-- Task instructions --
Return all entries word for word, but drop any images.

-- Given records --
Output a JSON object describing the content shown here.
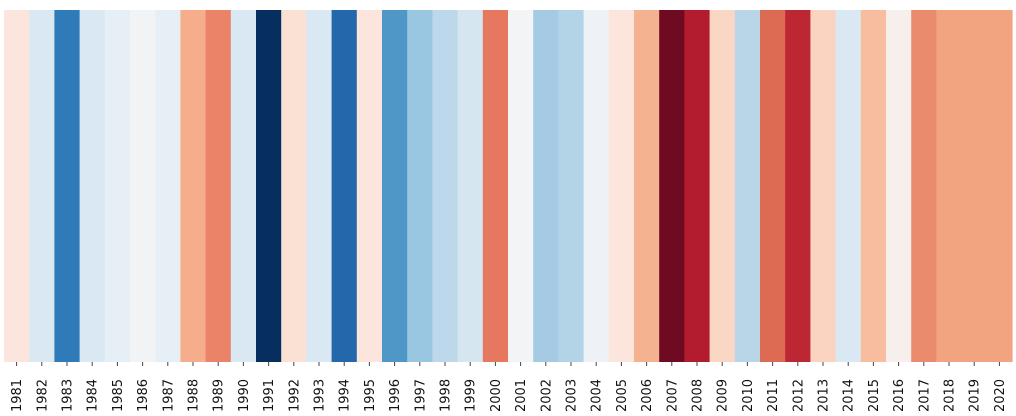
{
  "chart_data": {
    "type": "heatmap",
    "title": "",
    "xlabel": "",
    "ylabel": "",
    "grid": false,
    "legend": "none",
    "categories": [
      "1981",
      "1982",
      "1983",
      "1984",
      "1985",
      "1986",
      "1987",
      "1988",
      "1989",
      "1990",
      "1991",
      "1992",
      "1993",
      "1994",
      "1995",
      "1996",
      "1997",
      "1998",
      "1999",
      "2000",
      "2001",
      "2002",
      "2003",
      "2004",
      "2005",
      "2006",
      "2007",
      "2008",
      "2009",
      "2010",
      "2011",
      "2012",
      "2013",
      "2014",
      "2015",
      "2016",
      "2017",
      "2018",
      "2019",
      "2020"
    ],
    "colors": [
      "#fbe5dc",
      "#d9e8f2",
      "#2f7ab8",
      "#d9e8f2",
      "#e7eff6",
      "#f2f3f5",
      "#e7eff6",
      "#f6ad8c",
      "#ea8367",
      "#d9e8f2",
      "#062f60",
      "#fbe0d4",
      "#d9e8f2",
      "#2467aa",
      "#fbe5dc",
      "#4e97c7",
      "#99c6e0",
      "#bcd8ea",
      "#d6e6f1",
      "#e5785e",
      "#f3f4f6",
      "#a4cbe3",
      "#b3d3e7",
      "#eef2f7",
      "#fbe5dc",
      "#f5b291",
      "#6e0b22",
      "#b21c2e",
      "#fad7c4",
      "#b8d6e8",
      "#dd6b53",
      "#bd2733",
      "#fad4c0",
      "#d9e8f2",
      "#f8bd9e",
      "#f6efeb",
      "#eb8b6e",
      "#f2a481",
      "#f2a481",
      "#f2a481"
    ]
  }
}
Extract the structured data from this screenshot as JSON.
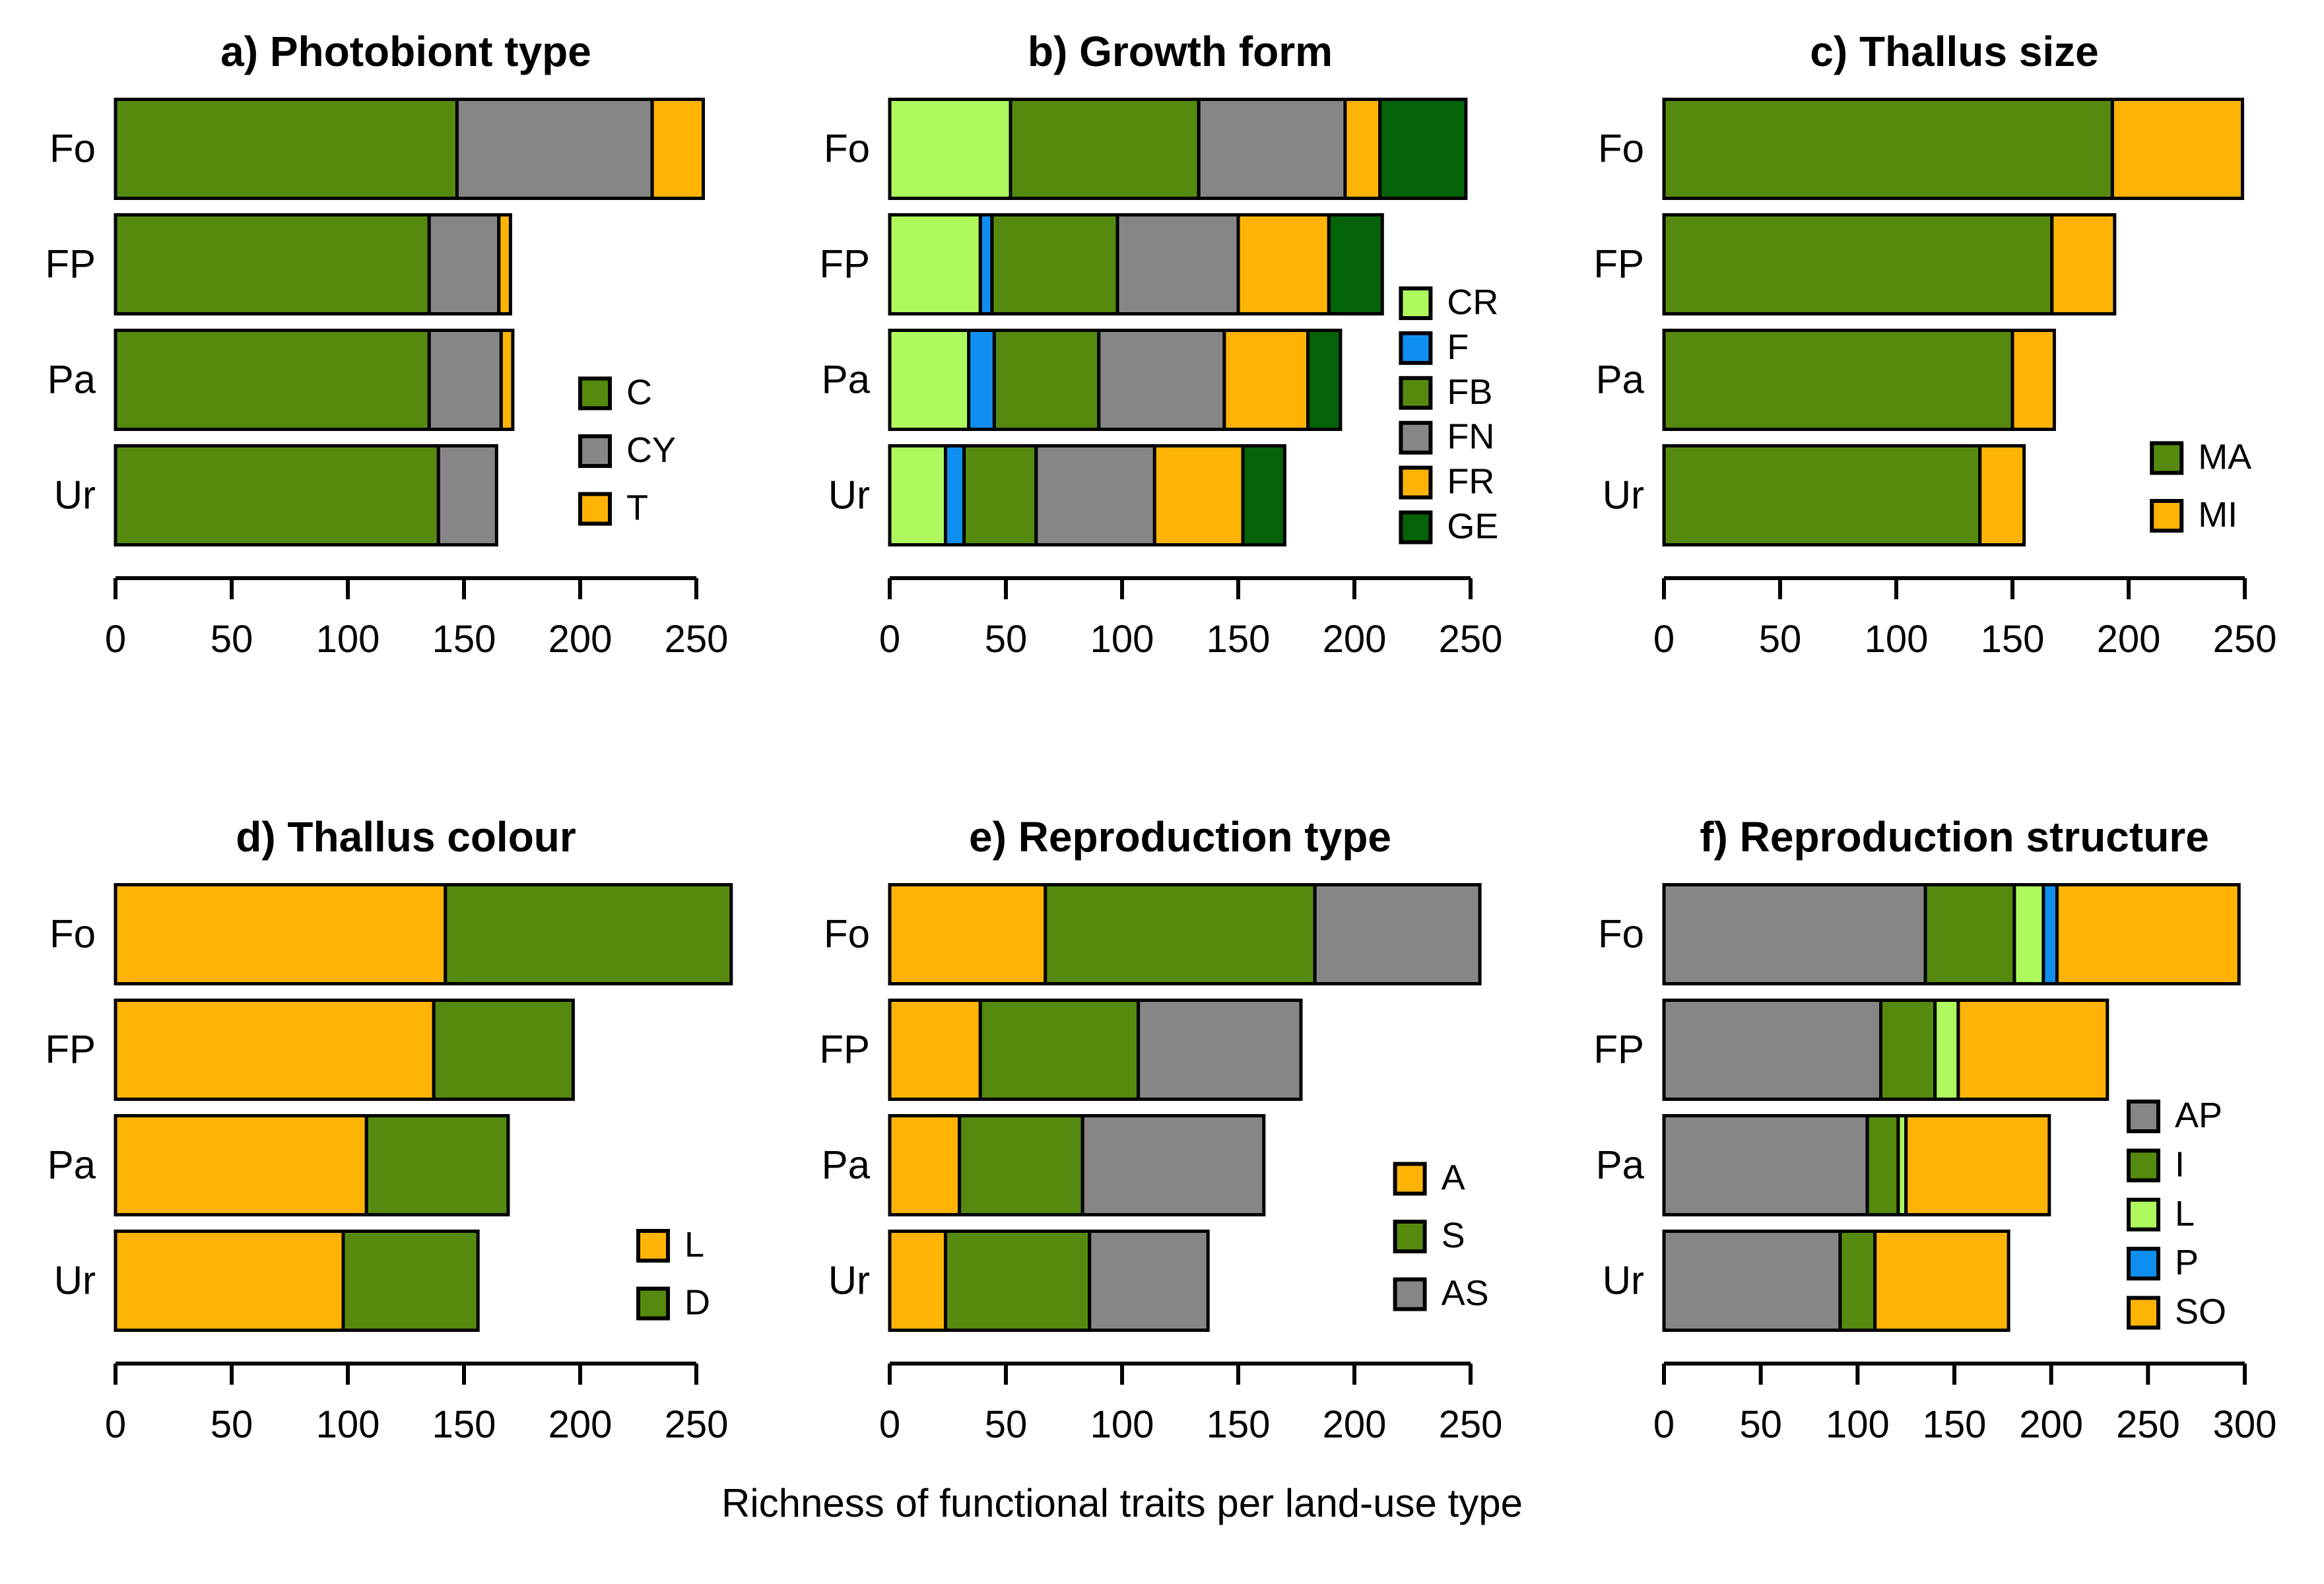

-- Response --
Output a JSON object describing the content shown here.
{
  "chart_data": {
    "type": "heatmap",
    "title": "",
    "xlabel": "",
    "ylabel": "",
    "grid": false,
    "legend": "none",
    "categories": [
      "1981",
      "1982",
      "1983",
      "1984",
      "1985",
      "1986",
      "1987",
      "1988",
      "1989",
      "1990",
      "1991",
      "1992",
      "1993",
      "1994",
      "1995",
      "1996",
      "1997",
      "1998",
      "1999",
      "2000",
      "2001",
      "2002",
      "2003",
      "2004",
      "2005",
      "2006",
      "2007",
      "2008",
      "2009",
      "2010",
      "2011",
      "2012",
      "2013",
      "2014",
      "2015",
      "2016",
      "2017",
      "2018",
      "2019",
      "2020"
    ],
    "colors": [
      "#fbe5dc",
      "#d9e8f2",
      "#2f7ab8",
      "#d9e8f2",
      "#e7eff6",
      "#f2f3f5",
      "#e7eff6",
      "#f6ad8c",
      "#ea8367",
      "#d9e8f2",
      "#062f60",
      "#fbe0d4",
      "#d9e8f2",
      "#2467aa",
      "#fbe5dc",
      "#4e97c7",
      "#99c6e0",
      "#bcd8ea",
      "#d6e6f1",
      "#e5785e",
      "#f3f4f6",
      "#a4cbe3",
      "#b3d3e7",
      "#eef2f7",
      "#fbe5dc",
      "#f5b291",
      "#6e0b22",
      "#b21c2e",
      "#fad7c4",
      "#b8d6e8",
      "#dd6b53",
      "#bd2733",
      "#fad4c0",
      "#d9e8f2",
      "#f8bd9e",
      "#f6efeb",
      "#eb8b6e",
      "#f2a481",
      "#f2a481",
      "#f2a481"
    ]
  }
}
Extract the structured data from this screenshot as JSON.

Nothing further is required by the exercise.